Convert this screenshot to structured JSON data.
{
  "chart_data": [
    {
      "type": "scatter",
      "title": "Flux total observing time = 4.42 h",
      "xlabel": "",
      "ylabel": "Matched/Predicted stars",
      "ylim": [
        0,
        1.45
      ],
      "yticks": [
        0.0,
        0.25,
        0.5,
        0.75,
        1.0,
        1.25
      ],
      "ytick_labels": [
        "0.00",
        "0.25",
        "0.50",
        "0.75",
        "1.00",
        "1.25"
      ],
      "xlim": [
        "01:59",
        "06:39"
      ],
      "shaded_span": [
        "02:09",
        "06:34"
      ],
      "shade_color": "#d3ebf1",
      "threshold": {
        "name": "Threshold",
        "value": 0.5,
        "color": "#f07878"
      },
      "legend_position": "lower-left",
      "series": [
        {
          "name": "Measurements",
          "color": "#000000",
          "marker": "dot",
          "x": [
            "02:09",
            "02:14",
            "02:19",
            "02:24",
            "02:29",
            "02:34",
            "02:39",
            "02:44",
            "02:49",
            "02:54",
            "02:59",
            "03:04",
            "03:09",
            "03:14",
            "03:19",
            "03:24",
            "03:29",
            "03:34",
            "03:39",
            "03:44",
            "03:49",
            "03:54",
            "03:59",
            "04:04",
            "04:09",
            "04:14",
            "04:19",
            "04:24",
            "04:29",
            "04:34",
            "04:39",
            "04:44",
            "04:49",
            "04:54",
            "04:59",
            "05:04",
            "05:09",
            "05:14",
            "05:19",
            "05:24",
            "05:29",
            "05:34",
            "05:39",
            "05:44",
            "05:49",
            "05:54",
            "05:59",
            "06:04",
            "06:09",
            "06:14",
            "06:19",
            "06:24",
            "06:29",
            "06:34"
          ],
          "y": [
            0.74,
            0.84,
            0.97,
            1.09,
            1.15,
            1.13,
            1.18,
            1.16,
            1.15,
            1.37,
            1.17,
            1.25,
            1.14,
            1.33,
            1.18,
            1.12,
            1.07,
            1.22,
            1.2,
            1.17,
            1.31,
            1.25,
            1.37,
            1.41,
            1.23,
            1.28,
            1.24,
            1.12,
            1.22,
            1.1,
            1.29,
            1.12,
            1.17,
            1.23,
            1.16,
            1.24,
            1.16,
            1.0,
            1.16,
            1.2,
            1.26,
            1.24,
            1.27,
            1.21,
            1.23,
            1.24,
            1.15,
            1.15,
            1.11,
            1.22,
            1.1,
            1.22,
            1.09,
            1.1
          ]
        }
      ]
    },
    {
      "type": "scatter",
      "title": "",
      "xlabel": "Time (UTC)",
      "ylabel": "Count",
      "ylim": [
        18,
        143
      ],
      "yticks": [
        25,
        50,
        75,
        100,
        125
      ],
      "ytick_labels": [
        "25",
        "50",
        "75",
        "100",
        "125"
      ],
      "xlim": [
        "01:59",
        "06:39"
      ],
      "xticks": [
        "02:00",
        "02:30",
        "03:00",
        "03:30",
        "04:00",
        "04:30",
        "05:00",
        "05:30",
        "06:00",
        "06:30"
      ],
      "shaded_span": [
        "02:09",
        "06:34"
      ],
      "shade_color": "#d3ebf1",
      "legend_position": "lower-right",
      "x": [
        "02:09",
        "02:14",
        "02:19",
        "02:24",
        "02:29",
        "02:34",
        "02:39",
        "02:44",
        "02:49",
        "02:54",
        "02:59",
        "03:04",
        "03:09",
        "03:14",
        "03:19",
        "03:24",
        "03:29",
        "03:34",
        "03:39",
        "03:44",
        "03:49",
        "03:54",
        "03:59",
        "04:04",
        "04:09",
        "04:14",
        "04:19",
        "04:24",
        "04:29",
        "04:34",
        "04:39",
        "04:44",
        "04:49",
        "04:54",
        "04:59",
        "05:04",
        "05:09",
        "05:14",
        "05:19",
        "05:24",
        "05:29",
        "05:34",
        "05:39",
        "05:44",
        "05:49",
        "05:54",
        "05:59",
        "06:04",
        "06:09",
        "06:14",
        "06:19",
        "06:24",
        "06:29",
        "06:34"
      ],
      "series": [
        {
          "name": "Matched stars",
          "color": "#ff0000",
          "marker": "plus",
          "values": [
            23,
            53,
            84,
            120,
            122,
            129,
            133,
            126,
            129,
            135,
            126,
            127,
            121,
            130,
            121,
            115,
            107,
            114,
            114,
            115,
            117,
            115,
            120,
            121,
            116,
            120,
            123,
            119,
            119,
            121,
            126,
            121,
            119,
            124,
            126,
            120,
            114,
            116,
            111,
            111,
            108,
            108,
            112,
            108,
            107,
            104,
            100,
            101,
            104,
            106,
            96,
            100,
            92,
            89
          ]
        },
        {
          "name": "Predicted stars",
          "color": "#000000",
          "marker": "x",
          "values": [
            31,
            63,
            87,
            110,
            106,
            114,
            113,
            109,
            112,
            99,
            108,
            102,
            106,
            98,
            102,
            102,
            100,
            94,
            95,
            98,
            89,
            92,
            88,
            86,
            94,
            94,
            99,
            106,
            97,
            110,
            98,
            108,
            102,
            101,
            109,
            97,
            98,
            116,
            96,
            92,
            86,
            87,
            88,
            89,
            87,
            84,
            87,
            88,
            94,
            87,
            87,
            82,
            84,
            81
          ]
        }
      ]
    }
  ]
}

════

== Your task ==
Recopy the entries above in their entirety, exactly.

== Task output ==
Convert this screenshot to structured JSON data.
{
  "chart_data": [
    {
      "type": "scatter",
      "title": "Flux total observing time = 4.42 h",
      "xlabel": "",
      "ylabel": "Matched/Predicted stars",
      "ylim": [
        0,
        1.45
      ],
      "yticks": [
        0.0,
        0.25,
        0.5,
        0.75,
        1.0,
        1.25
      ],
      "ytick_labels": [
        "0.00",
        "0.25",
        "0.50",
        "0.75",
        "1.00",
        "1.25"
      ],
      "xlim": [
        "01:59",
        "06:39"
      ],
      "shaded_span": [
        "02:09",
        "06:34"
      ],
      "shade_color": "#d3ebf1",
      "threshold": {
        "name": "Threshold",
        "value": 0.5,
        "color": "#f07878"
      },
      "legend_position": "lower-left",
      "series": [
        {
          "name": "Measurements",
          "color": "#000000",
          "marker": "dot",
          "x": [
            "02:09",
            "02:14",
            "02:19",
            "02:24",
            "02:29",
            "02:34",
            "02:39",
            "02:44",
            "02:49",
            "02:54",
            "02:59",
            "03:04",
            "03:09",
            "03:14",
            "03:19",
            "03:24",
            "03:29",
            "03:34",
            "03:39",
            "03:44",
            "03:49",
            "03:54",
            "03:59",
            "04:04",
            "04:09",
            "04:14",
            "04:19",
            "04:24",
            "04:29",
            "04:34",
            "04:39",
            "04:44",
            "04:49",
            "04:54",
            "04:59",
            "05:04",
            "05:09",
            "05:14",
            "05:19",
            "05:24",
            "05:29",
            "05:34",
            "05:39",
            "05:44",
            "05:49",
            "05:54",
            "05:59",
            "06:04",
            "06:09",
            "06:14",
            "06:19",
            "06:24",
            "06:29",
            "06:34"
          ],
          "y": [
            0.74,
            0.84,
            0.97,
            1.09,
            1.15,
            1.13,
            1.18,
            1.16,
            1.15,
            1.37,
            1.17,
            1.25,
            1.14,
            1.33,
            1.18,
            1.12,
            1.07,
            1.22,
            1.2,
            1.17,
            1.31,
            1.25,
            1.37,
            1.41,
            1.23,
            1.28,
            1.24,
            1.12,
            1.22,
            1.1,
            1.29,
            1.12,
            1.17,
            1.23,
            1.16,
            1.24,
            1.16,
            1.0,
            1.16,
            1.2,
            1.26,
            1.24,
            1.27,
            1.21,
            1.23,
            1.24,
            1.15,
            1.15,
            1.11,
            1.22,
            1.1,
            1.22,
            1.09,
            1.1
          ]
        }
      ]
    },
    {
      "type": "scatter",
      "title": "",
      "xlabel": "Time (UTC)",
      "ylabel": "Count",
      "ylim": [
        18,
        143
      ],
      "yticks": [
        25,
        50,
        75,
        100,
        125
      ],
      "ytick_labels": [
        "25",
        "50",
        "75",
        "100",
        "125"
      ],
      "xlim": [
        "01:59",
        "06:39"
      ],
      "xticks": [
        "02:00",
        "02:30",
        "03:00",
        "03:30",
        "04:00",
        "04:30",
        "05:00",
        "05:30",
        "06:00",
        "06:30"
      ],
      "shaded_span": [
        "02:09",
        "06:34"
      ],
      "shade_color": "#d3ebf1",
      "legend_position": "lower-right",
      "x": [
        "02:09",
        "02:14",
        "02:19",
        "02:24",
        "02:29",
        "02:34",
        "02:39",
        "02:44",
        "02:49",
        "02:54",
        "02:59",
        "03:04",
        "03:09",
        "03:14",
        "03:19",
        "03:24",
        "03:29",
        "03:34",
        "03:39",
        "03:44",
        "03:49",
        "03:54",
        "03:59",
        "04:04",
        "04:09",
        "04:14",
        "04:19",
        "04:24",
        "04:29",
        "04:34",
        "04:39",
        "04:44",
        "04:49",
        "04:54",
        "04:59",
        "05:04",
        "05:09",
        "05:14",
        "05:19",
        "05:24",
        "05:29",
        "05:34",
        "05:39",
        "05:44",
        "05:49",
        "05:54",
        "05:59",
        "06:04",
        "06:09",
        "06:14",
        "06:19",
        "06:24",
        "06:29",
        "06:34"
      ],
      "series": [
        {
          "name": "Matched stars",
          "color": "#ff0000",
          "marker": "plus",
          "values": [
            23,
            53,
            84,
            120,
            122,
            129,
            133,
            126,
            129,
            135,
            126,
            127,
            121,
            130,
            121,
            115,
            107,
            114,
            114,
            115,
            117,
            115,
            120,
            121,
            116,
            120,
            123,
            119,
            119,
            121,
            126,
            121,
            119,
            124,
            126,
            120,
            114,
            116,
            111,
            111,
            108,
            108,
            112,
            108,
            107,
            104,
            100,
            101,
            104,
            106,
            96,
            100,
            92,
            89
          ]
        },
        {
          "name": "Predicted stars",
          "color": "#000000",
          "marker": "x",
          "values": [
            31,
            63,
            87,
            110,
            106,
            114,
            113,
            109,
            112,
            99,
            108,
            102,
            106,
            98,
            102,
            102,
            100,
            94,
            95,
            98,
            89,
            92,
            88,
            86,
            94,
            94,
            99,
            106,
            97,
            110,
            98,
            108,
            102,
            101,
            109,
            97,
            98,
            116,
            96,
            92,
            86,
            87,
            88,
            89,
            87,
            84,
            87,
            88,
            94,
            87,
            87,
            82,
            84,
            81
          ]
        }
      ]
    }
  ]
}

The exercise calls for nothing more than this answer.